● Reading passage:

*****

How to enter data science 5. The people
Written by Matt Sosna on January 21, 2021
So far, we’ve covered the technical side to data science: statistics, analytics, and software engineering. But no matter how talented you are at crunching numbers and writing code, your effectiveness as a data scientist is limited if you chase questions that don’t actually help your company, or you can’t get anyone to incorporate the results of your analyses. Similarly, how do you stay motivated and relevant in a field that’s constantly evolving?
And of course, some disclaimers: I’ve spent my data science career so far at companies with fewer than 100 employees. This post would likely look different if I’d spent the last ten years as one of Oracle’s 135,000 employees! I’ve also never worked in the government or nonprofit sectors. Regardless, I’ve done my best to minimize this bias and write a post applicable to data scientists at organizations of any size and type.
How to enter data science:
Making sense of business sense
Data science is full of tempting rabbit holes. Our code works fine, but what if we added a way to automate tuning model hyperparameters? Maybe the stakeholders would be more engaged if we built a better way to visualize the high-dimensional vector space of our NLP model. Nobody asked for it, but what if we built a sleek dashboard for our data quality outputs so you could click buttons instead of needing to write SQL?
The confusing thing is that while there usually is some business value at the end of the rabbit hole, it’s often not worth pursuing. Sure, a model that is more accurate or easy to understand will probably help your company in some way. But is this the highest-leverage use of your time? Can you understand your coworkers’ needs and communicate how this project will empower them? And is this project addressing an unmet need in your company’s market, or is it a “nice to have”? We’ll explore these ideas in the rest of this section.
Optimizing resource allocation
Here’s an example of a dilemma you may face as a data scientist. Your company asks you to forecast sales in New York next quarter. After a month, you present what you have so far $-$ an ARIMA model with an RMSE of about 5,000. While this is pretty good, you’ve identified two additional exogenous variables that you believe can decrease error to 2,000! You end your presentation with a plan of attack for exploring and incorporating these variables.
To your surprise, your boss says no. The model’s accuracy is acceptable, they say, and it’s not worth the time (and risk) of exploring further. You’re given a week to productize your model, after which you’ll start on a new project. You’re confused and are sure your boss is making a mistake. How is it not worth just two weeks to potentially halve the model error? There’s a real cost your company will pay by using less accurate projections!
To understand your company’s perspective, consider its ever-present need to optimally allocate resources. Yes, a less accurate model means your company is using worse projections, which may result in less accurate decisions. However, the cost of this inaccuracy is likely lower than the opportunity cost of you not working on a different business need.
In the context of the company’s needs, perhaps the effort invested in the model so far represents the point of maximum yield in the graph below, or even just the point of diminishing returns. In other words, your company is willing to pay the cost of a worse model if it means avoiding a larger cost, such as customer churn due to errors in their orders. To your company, it’d be more valuable to stop your work on forecasting and instead turn you to data quality.

*****

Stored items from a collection
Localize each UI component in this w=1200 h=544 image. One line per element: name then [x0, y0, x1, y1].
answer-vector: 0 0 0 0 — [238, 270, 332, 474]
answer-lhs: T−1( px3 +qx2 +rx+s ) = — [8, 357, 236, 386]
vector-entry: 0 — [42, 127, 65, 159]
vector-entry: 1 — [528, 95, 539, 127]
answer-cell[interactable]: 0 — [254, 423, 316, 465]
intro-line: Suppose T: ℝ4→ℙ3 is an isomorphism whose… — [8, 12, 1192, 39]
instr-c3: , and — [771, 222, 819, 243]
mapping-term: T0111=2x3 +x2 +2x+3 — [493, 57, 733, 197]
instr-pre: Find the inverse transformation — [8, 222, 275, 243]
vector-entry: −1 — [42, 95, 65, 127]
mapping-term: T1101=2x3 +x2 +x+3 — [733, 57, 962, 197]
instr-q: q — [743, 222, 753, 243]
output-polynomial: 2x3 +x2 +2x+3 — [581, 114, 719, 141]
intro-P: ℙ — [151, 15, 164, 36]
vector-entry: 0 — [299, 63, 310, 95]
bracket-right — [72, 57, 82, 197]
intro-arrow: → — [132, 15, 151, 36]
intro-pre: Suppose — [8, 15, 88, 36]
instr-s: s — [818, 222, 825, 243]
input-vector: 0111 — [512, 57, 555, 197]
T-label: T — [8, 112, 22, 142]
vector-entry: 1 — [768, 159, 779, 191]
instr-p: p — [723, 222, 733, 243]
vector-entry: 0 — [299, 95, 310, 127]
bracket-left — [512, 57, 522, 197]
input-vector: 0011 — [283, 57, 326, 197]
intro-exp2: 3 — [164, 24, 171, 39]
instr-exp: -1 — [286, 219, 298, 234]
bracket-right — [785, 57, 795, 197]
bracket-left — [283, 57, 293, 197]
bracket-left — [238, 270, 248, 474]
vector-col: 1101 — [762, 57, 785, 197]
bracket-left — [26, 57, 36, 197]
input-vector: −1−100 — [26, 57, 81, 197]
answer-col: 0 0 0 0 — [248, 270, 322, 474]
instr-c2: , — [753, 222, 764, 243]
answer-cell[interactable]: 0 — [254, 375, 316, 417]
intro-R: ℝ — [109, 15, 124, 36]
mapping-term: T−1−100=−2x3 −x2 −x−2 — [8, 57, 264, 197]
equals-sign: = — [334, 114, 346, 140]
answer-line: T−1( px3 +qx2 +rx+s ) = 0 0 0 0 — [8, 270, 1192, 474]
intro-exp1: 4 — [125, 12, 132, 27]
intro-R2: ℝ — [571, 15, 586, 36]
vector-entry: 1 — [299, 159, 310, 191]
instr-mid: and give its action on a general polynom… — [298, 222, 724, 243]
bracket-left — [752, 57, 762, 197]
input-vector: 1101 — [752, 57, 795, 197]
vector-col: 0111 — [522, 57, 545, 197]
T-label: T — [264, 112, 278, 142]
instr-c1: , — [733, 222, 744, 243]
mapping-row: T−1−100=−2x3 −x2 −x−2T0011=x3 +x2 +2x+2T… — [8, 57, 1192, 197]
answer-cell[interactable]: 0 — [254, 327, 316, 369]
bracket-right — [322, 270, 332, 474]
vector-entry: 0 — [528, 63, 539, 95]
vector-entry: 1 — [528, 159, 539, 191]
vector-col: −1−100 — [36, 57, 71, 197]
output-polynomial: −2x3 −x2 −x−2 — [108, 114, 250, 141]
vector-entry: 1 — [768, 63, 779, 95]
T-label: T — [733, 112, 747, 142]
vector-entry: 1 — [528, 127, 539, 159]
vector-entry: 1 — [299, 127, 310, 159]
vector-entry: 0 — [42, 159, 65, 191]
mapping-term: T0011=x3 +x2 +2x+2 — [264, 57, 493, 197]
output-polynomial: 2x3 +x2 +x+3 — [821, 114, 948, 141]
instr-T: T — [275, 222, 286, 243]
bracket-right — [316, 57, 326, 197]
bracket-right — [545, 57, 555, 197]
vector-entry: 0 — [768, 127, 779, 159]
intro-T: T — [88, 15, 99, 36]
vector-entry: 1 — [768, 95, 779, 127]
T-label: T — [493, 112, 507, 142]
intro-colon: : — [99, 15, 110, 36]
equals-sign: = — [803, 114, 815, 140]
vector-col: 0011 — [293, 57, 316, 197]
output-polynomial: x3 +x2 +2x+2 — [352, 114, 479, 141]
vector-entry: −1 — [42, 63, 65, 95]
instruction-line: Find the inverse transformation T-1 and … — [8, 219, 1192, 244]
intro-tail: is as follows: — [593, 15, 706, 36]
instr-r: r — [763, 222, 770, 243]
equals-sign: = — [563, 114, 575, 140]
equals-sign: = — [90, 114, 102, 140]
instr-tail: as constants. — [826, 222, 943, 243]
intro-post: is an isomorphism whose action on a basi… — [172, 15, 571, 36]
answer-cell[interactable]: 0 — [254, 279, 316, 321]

*****

● Set tasks:
- 1) Translate this sentence from the article on entering data science into Spanish: "You're given a week to productize your model, after which you'll start on a new project."
- 2) Continue the article on entering data science from the point where it stops.
The records are separate material that has nothing to do with the article on entering data science.

● The replies:
- 1) Te dan una semana para convertir tu modelo en un producto, tras lo cual empezarás un nuevo proyecto.

- 2)
Source: The Peak Performance Center
It’s easy to get frustrated by being cut short on a project, especially if you’ve sunk time into it or have finally built up steam. It’s important, though, to separate your feelings about a project from your judgment on whether it’s worth pursuing. Focusing on how you can best benefit your company, rather than just pursuing questions you alone find interesting, will make you a far more effective employee. Your company’s key performance indicators and roadmap will help you understand what leadership at your company finds valuable.
The next sections will cover how to best help your company through empowering coworkers and understanding the market. A solid understanding here will enable more productive conversations with your boss, product manager, or other internal departments. It will also help build trust in data science initiatives you may bring to the table, as you will be able to better communicate how they will help the company.
Let’s get something out of the way upfront: the best way to empower your coworkers is to ask them what they need. You’ll save a lot of time and effort by getting your coworker needs from the source, rather than guessing at what they want. Your sleek and informative dashboard doesn’t matter if it’s answering a question your coworkers aren’t actually asking!
Your non-technical coworkers usually don’t need fancy machine learning to be more productive. For someone who doesn’t code for a living, their major pain points are more likely to be:
- The amount of time they spend clicking around to gather or move data
- A lack of visibility on issues they’re responsible for (e.g. data quality)
Luckily, these are areas that can be straightforward to automate and can dramatically help your coworkers. You can get a ton of mileage, for example, from creating Python scripts that run nightly, pulling data from various sources and outputting a CSV that’s automatically pulled into Google Sheets or sent as an email. (If every request you hear is about accessing data, though, this is a bigger issue, and one for the software engineering or data engineering teams.)
But let’s say that the need you’re fulfilling is more technical, such as a model for detecting anomalies or forecasting sales. For these more complicated offerings, it is essential that your product is highly reliable and easy to understand, especially if your user is in a customer-facing role. Put yourself in your coworkers’ shoes: imagine the nightmare of using some flaky Flask app for a meeting with an impatient customer, the app crashing while the customer is staring at you, and then not being able to figure out how to restart the app. Your impatient customer is now one who didn’t get the services they paid for, and now you need to awkwardly and apologetically pick up the slack next time to convince them to remain a customer.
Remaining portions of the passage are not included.